■ **Stated goal**:
Below are the records. Can you copy, word for word, every line between the line containing "- bar: [903, 271, 979, 457]" and the line containing "- bar: [1476, 444, 1553, 457]", inclusive?

■ **Element box annotations**:
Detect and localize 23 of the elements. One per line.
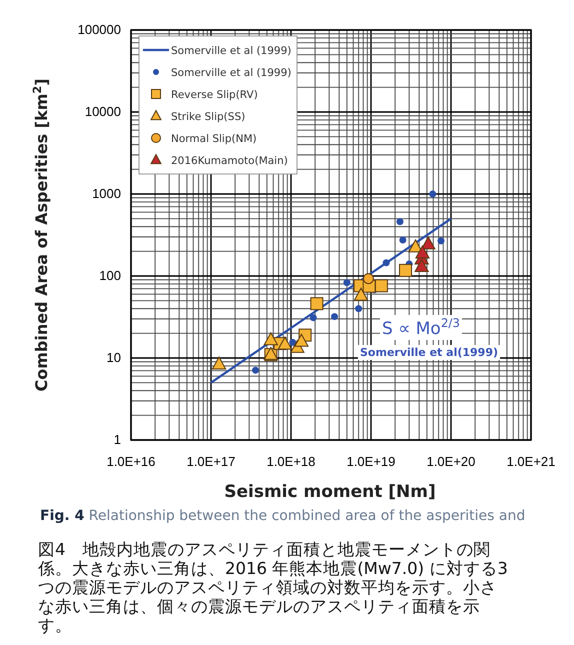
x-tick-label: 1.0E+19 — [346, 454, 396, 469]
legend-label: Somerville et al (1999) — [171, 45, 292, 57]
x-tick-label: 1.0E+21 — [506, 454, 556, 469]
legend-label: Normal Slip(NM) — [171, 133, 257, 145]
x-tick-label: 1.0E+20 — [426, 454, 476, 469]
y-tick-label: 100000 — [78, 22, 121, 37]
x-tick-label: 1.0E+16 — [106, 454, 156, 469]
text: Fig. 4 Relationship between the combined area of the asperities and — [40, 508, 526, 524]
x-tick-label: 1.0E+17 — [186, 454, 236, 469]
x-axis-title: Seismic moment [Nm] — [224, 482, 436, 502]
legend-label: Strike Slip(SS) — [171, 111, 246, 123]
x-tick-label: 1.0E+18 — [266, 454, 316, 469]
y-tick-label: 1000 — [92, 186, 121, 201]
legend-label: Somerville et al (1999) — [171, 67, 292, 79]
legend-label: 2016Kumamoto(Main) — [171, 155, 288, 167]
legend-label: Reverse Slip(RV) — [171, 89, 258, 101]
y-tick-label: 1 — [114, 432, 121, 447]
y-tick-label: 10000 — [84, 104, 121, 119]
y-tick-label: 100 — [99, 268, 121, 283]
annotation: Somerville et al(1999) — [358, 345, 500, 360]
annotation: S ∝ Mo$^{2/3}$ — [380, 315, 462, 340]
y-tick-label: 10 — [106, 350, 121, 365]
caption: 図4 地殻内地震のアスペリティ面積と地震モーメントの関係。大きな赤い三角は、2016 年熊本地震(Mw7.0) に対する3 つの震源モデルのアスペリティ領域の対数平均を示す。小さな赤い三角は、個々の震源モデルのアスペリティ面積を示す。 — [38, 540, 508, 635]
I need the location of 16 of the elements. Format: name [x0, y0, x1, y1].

==

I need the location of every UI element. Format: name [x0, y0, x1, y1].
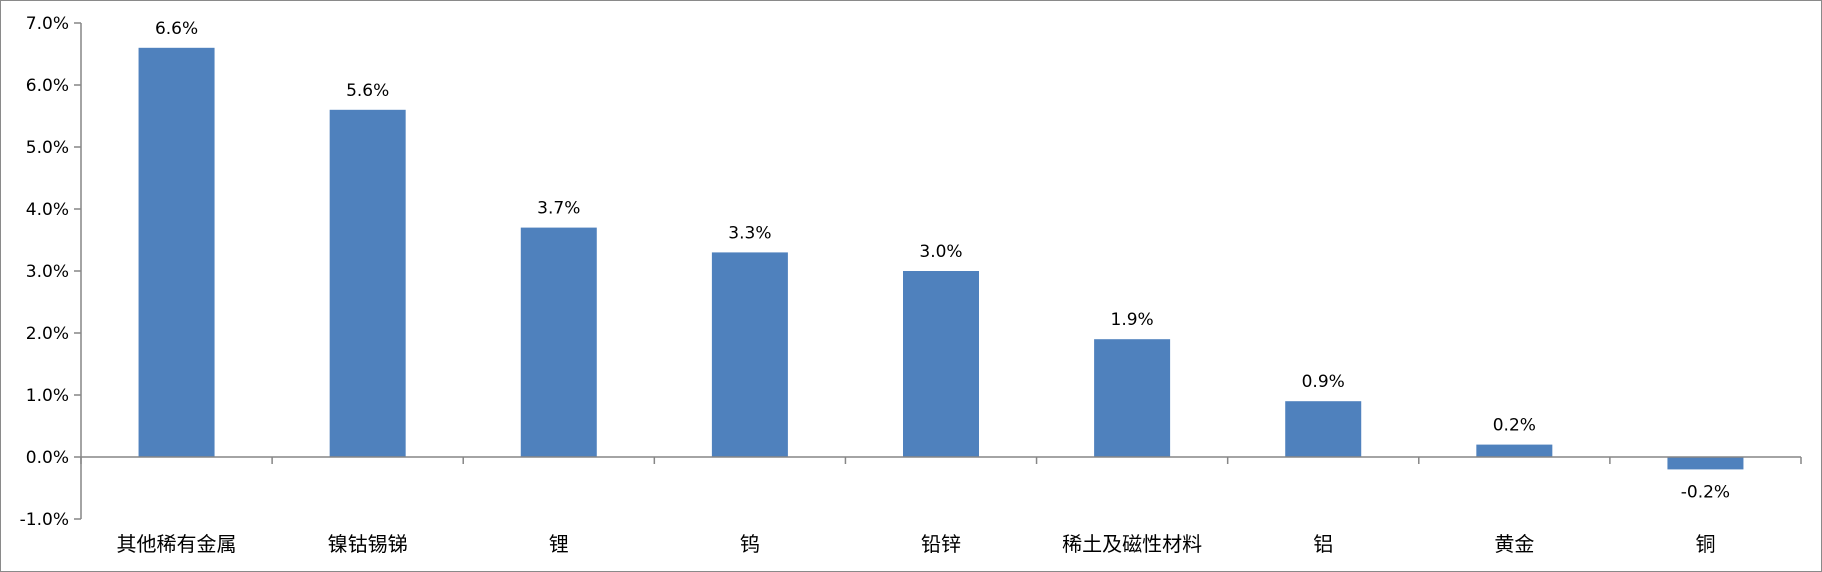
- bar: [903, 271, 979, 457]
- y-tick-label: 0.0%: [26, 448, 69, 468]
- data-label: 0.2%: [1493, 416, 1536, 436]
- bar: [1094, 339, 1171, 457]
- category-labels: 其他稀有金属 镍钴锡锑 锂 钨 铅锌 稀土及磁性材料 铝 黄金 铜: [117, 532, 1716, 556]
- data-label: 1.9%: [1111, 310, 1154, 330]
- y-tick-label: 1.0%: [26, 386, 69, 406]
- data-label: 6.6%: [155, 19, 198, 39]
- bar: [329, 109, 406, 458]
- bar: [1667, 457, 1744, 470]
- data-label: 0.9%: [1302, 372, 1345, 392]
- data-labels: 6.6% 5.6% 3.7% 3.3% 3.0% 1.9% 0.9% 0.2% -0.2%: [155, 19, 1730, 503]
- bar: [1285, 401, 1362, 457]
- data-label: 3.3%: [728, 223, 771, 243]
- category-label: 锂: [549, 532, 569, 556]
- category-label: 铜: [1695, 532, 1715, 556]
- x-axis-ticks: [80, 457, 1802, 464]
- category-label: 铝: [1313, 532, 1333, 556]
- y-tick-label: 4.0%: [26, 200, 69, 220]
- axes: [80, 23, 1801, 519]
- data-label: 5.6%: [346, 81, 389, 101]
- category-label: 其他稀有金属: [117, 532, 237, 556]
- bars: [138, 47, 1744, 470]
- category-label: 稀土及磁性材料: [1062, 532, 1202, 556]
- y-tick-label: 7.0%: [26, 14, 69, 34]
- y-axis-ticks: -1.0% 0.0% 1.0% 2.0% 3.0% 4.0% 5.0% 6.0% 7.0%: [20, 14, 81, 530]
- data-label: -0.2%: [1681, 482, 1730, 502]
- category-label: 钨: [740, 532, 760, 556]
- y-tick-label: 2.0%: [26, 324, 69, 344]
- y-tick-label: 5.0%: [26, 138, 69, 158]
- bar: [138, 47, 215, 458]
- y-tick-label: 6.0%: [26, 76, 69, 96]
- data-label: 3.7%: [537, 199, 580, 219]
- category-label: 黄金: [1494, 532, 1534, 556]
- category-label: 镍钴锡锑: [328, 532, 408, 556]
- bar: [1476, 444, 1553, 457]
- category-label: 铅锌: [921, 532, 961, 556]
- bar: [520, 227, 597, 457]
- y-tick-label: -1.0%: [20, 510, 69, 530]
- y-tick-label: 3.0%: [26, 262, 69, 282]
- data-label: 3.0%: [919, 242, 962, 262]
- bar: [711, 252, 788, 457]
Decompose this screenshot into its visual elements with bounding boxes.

■ **Exercise solution**:
- bar: [903, 271, 979, 457]
- y-tick-label: 0.0%: [26, 448, 69, 468]
- data-label: 0.2%: [1493, 416, 1536, 436]
- bar: [1094, 339, 1171, 457]
- category-labels: 其他稀有金属 镍钴锡锑 锂 钨 铅锌 稀土及磁性材料 铝 黄金 铜: [117, 532, 1716, 556]
- data-label: 1.9%: [1111, 310, 1154, 330]
- y-tick-label: 1.0%: [26, 386, 69, 406]
- data-label: 6.6%: [155, 19, 198, 39]
- bar: [329, 109, 406, 458]
- bar: [1667, 457, 1744, 470]
- data-label: 0.9%: [1302, 372, 1345, 392]
- data-labels: 6.6% 5.6% 3.7% 3.3% 3.0% 1.9% 0.9% 0.2% -0.2%: [155, 19, 1730, 503]
- bar: [1285, 401, 1362, 457]
- data-label: 3.3%: [728, 223, 771, 243]
- category-label: 锂: [549, 532, 569, 556]
- category-label: 铜: [1695, 532, 1715, 556]
- x-axis-ticks: [80, 457, 1802, 464]
- category-label: 铝: [1313, 532, 1333, 556]
- y-tick-label: 4.0%: [26, 200, 69, 220]
- axes: [80, 23, 1801, 519]
- data-label: 5.6%: [346, 81, 389, 101]
- category-label: 其他稀有金属: [117, 532, 237, 556]
- bars: [138, 47, 1744, 470]
- category-label: 稀土及磁性材料: [1062, 532, 1202, 556]
- y-tick-label: 7.0%: [26, 14, 69, 34]
- y-axis-ticks: -1.0% 0.0% 1.0% 2.0% 3.0% 4.0% 5.0% 6.0% 7.0%: [20, 14, 81, 530]
- data-label: -0.2%: [1681, 482, 1730, 502]
- category-label: 钨: [740, 532, 760, 556]
- y-tick-label: 2.0%: [26, 324, 69, 344]
- y-tick-label: 5.0%: [26, 138, 69, 158]
- bar: [138, 47, 215, 458]
- y-tick-label: 6.0%: [26, 76, 69, 96]
- data-label: 3.7%: [537, 199, 580, 219]
- category-label: 黄金: [1494, 532, 1534, 556]
- category-label: 镍钴锡锑: [328, 532, 408, 556]
- bar: [1476, 444, 1553, 457]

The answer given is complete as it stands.